<<<<

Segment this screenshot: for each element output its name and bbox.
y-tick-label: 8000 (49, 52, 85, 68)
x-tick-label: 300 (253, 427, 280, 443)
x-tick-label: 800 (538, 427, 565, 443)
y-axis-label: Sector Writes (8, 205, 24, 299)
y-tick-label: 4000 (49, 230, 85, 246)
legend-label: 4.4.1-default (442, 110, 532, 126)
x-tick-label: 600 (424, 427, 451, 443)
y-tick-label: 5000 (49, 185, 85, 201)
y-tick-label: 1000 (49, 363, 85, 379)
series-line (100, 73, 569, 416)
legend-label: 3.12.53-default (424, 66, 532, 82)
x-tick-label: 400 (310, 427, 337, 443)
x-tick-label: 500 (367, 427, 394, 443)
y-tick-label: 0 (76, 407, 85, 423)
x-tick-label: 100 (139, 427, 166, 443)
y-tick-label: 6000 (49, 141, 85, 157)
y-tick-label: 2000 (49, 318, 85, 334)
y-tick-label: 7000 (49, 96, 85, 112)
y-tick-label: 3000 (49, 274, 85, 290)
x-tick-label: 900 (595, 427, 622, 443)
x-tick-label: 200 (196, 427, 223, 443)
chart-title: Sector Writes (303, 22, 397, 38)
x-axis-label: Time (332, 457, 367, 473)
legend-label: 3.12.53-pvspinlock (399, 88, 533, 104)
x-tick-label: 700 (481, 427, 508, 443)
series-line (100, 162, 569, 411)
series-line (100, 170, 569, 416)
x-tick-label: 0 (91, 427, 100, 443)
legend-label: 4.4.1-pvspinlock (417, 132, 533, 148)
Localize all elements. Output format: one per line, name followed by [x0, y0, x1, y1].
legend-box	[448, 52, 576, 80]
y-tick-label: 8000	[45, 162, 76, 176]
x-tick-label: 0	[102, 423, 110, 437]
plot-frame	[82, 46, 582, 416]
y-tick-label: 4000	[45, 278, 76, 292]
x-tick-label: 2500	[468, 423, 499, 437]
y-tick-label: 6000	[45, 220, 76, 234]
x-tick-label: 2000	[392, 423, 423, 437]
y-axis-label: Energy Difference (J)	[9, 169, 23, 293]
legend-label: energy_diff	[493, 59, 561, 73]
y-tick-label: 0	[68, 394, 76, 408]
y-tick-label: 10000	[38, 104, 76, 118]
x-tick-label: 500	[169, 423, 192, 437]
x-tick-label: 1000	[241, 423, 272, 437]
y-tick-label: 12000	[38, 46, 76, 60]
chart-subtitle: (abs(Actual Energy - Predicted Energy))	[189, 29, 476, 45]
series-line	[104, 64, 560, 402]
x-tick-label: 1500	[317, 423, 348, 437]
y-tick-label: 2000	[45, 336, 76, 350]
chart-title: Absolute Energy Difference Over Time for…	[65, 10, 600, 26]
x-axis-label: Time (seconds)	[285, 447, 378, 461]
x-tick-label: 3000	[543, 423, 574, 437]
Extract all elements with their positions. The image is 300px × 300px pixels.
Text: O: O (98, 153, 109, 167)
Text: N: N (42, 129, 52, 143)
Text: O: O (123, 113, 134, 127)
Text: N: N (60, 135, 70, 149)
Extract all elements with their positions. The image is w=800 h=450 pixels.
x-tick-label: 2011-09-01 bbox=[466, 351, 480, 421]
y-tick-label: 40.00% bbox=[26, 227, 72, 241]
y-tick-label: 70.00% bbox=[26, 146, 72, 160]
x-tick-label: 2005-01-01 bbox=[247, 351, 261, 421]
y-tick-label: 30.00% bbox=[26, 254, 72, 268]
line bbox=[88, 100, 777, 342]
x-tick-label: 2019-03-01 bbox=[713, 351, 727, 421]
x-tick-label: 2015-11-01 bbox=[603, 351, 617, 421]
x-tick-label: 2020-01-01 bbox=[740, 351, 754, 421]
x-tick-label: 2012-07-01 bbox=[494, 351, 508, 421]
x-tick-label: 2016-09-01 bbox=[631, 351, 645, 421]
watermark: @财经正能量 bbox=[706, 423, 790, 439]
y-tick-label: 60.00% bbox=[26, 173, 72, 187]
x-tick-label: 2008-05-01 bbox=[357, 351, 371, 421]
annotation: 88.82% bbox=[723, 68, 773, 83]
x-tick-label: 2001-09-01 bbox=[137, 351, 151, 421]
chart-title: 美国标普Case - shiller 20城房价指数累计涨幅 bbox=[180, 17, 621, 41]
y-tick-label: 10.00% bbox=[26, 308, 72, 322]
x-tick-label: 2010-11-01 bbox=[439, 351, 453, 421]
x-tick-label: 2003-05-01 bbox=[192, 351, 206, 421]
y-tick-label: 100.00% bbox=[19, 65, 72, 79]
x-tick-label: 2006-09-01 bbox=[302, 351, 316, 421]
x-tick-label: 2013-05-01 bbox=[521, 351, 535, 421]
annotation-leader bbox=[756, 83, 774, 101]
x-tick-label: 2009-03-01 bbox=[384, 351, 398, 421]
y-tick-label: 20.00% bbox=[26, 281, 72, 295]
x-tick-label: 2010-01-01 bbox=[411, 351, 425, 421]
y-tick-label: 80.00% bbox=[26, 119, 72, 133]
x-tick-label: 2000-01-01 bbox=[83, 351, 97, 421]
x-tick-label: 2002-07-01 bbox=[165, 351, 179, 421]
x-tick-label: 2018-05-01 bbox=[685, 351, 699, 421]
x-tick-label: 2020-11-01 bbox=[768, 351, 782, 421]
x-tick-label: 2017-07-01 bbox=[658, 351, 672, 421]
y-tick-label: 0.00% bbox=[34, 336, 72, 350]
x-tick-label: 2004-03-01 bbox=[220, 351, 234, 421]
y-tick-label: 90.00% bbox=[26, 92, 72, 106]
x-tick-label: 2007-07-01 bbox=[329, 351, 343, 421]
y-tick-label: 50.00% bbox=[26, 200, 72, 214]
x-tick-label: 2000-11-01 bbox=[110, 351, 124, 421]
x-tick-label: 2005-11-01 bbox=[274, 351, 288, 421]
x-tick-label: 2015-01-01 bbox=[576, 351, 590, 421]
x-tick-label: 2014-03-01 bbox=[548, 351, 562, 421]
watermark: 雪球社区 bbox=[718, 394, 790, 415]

>>>>

**GIVEN INSTRUCTION**
Please write out every line of the records above as a numbered list, leaving out any blank lines.

**OUTPUT**
1. Segment this screenshot: for each element output its name and bbox.
2. y-tick-label: 8000 (49, 52, 85, 68)
3. x-tick-label: 300 (253, 427, 280, 443)
4. x-tick-label: 800 (538, 427, 565, 443)
5. y-axis-label: Sector Writes (8, 205, 24, 299)
6. y-tick-label: 4000 (49, 230, 85, 246)
7. legend-label: 4.4.1-default (442, 110, 532, 126)
8. x-tick-label: 600 (424, 427, 451, 443)
9. y-tick-label: 5000 (49, 185, 85, 201)
10. y-tick-label: 1000 (49, 363, 85, 379)
11. series-line (100, 73, 569, 416)
12. legend-label: 3.12.53-default (424, 66, 532, 82)
13. x-tick-label: 400 (310, 427, 337, 443)
14. x-tick-label: 500 (367, 427, 394, 443)
15. y-tick-label: 0 (76, 407, 85, 423)
16. x-tick-label: 100 (139, 427, 166, 443)
17. y-tick-label: 6000 (49, 141, 85, 157)
18. y-tick-label: 2000 (49, 318, 85, 334)
19. y-tick-label: 7000 (49, 96, 85, 112)
20. y-tick-label: 3000 (49, 274, 85, 290)
21. x-tick-label: 900 (595, 427, 622, 443)
22. x-tick-label: 200 (196, 427, 223, 443)
23. chart-title: Sector Writes (303, 22, 397, 38)
24. x-axis-label: Time (332, 457, 367, 473)
25. legend-label: 3.12.53-pvspinlock (399, 88, 533, 104)
26. x-tick-label: 700 (481, 427, 508, 443)
27. series-line (100, 162, 569, 411)
28. series-line (100, 170, 569, 416)
29. x-tick-label: 0 (91, 427, 100, 443)
30. legend-label: 4.4.1-pvspinlock (417, 132, 533, 148)
31. Localize all elements. Output format: one per line, name followed by [x0, y0, x1, y1].
32. legend-box	[448, 52, 576, 80]
33. y-tick-label: 8000	[45, 162, 76, 176]
34. x-tick-label: 0	[102, 423, 110, 437]
35. plot-frame	[82, 46, 582, 416]
36. y-tick-label: 4000	[45, 278, 76, 292]
37. x-tick-label: 2500	[468, 423, 499, 437]
38. y-tick-label: 6000	[45, 220, 76, 234]
39. x-tick-label: 2000	[392, 423, 423, 437]
40. y-axis-label: Energy Difference (J)	[9, 169, 23, 293]
41. legend-label: energy_diff	[493, 59, 561, 73]
42. y-tick-label: 0	[68, 394, 76, 408]
43. y-tick-label: 10000	[38, 104, 76, 118]
44. x-tick-label: 500	[169, 423, 192, 437]
45. x-tick-label: 1000	[241, 423, 272, 437]
46. y-tick-label: 12000	[38, 46, 76, 60]
47. chart-subtitle: (abs(Actual Energy - Predicted Energy))	[189, 29, 476, 45]
48. series-line	[104, 64, 560, 402]
49. x-tick-label: 1500	[317, 423, 348, 437]
50. y-tick-label: 2000	[45, 336, 76, 350]
51. chart-title: Absolute Energy Difference Over Time for…	[65, 10, 600, 26]
52. x-axis-label: Time (seconds)	[285, 447, 378, 461]
53. x-tick-label: 3000	[543, 423, 574, 437]
54. Extract all elements with their positions. The image is 300px × 300px pixels.
55. Text: O: O (98, 153, 109, 167)
56. Text: N: N (42, 129, 52, 143)
57. Text: O: O (123, 113, 134, 127)
58. Text: N: N (60, 135, 70, 149)
59. Extract all elements with their positions. The image is w=800 h=450 pixels.
60. x-tick-label: 2011-09-01 bbox=[466, 351, 480, 421]
61. y-tick-label: 40.00% bbox=[26, 227, 72, 241]
62. y-tick-label: 70.00% bbox=[26, 146, 72, 160]
63. x-tick-label: 2005-01-01 bbox=[247, 351, 261, 421]
64. y-tick-label: 30.00% bbox=[26, 254, 72, 268]
65. line bbox=[88, 100, 777, 342]
66. x-tick-label: 2019-03-01 bbox=[713, 351, 727, 421]
67. x-tick-label: 2015-11-01 bbox=[603, 351, 617, 421]
68. x-tick-label: 2020-01-01 bbox=[740, 351, 754, 421]
69. x-tick-label: 2012-07-01 bbox=[494, 351, 508, 421]
70. x-tick-label: 2016-09-01 bbox=[631, 351, 645, 421]
71. watermark: @财经正能量 bbox=[706, 423, 790, 439]
72. y-tick-label: 60.00% bbox=[26, 173, 72, 187]
73. x-tick-label: 2008-05-01 bbox=[357, 351, 371, 421]
74. annotation: 88.82% bbox=[723, 68, 773, 83]
75. x-tick-label: 2001-09-01 bbox=[137, 351, 151, 421]
76. chart-title: 美国标普Case - shiller 20城房价指数累计涨幅 bbox=[180, 17, 621, 41]
77. y-tick-label: 10.00% bbox=[26, 308, 72, 322]
78. x-tick-label: 2010-11-01 bbox=[439, 351, 453, 421]
79. x-tick-label: 2003-05-01 bbox=[192, 351, 206, 421]
80. y-tick-label: 100.00% bbox=[19, 65, 72, 79]
81. x-tick-label: 2006-09-01 bbox=[302, 351, 316, 421]
82. x-tick-label: 2013-05-01 bbox=[521, 351, 535, 421]
83. annotation-leader bbox=[756, 83, 774, 101]
84. x-tick-label: 2009-03-01 bbox=[384, 351, 398, 421]
85. y-tick-label: 20.00% bbox=[26, 281, 72, 295]
86. x-tick-label: 2010-01-01 bbox=[411, 351, 425, 421]
87. y-tick-label: 80.00% bbox=[26, 119, 72, 133]
88. x-tick-label: 2000-01-01 bbox=[83, 351, 97, 421]
89. x-tick-label: 2002-07-01 bbox=[165, 351, 179, 421]
90. x-tick-label: 2018-05-01 bbox=[685, 351, 699, 421]
91. x-tick-label: 2020-11-01 bbox=[768, 351, 782, 421]
92. x-tick-label: 2017-07-01 bbox=[658, 351, 672, 421]
93. y-tick-label: 0.00% bbox=[34, 336, 72, 350]
94. x-tick-label: 2004-03-01 bbox=[220, 351, 234, 421]
95. y-tick-label: 90.00% bbox=[26, 92, 72, 106]
96. x-tick-label: 2007-07-01 bbox=[329, 351, 343, 421]
97. y-tick-label: 50.00% bbox=[26, 200, 72, 214]
98. x-tick-label: 2000-11-01 bbox=[110, 351, 124, 421]
99. x-tick-label: 2005-11-01 bbox=[274, 351, 288, 421]
100. x-tick-label: 2015-01-01 bbox=[576, 351, 590, 421]
101. x-tick-label: 2014-03-01 bbox=[548, 351, 562, 421]
102. watermark: 雪球社区 bbox=[718, 394, 790, 415]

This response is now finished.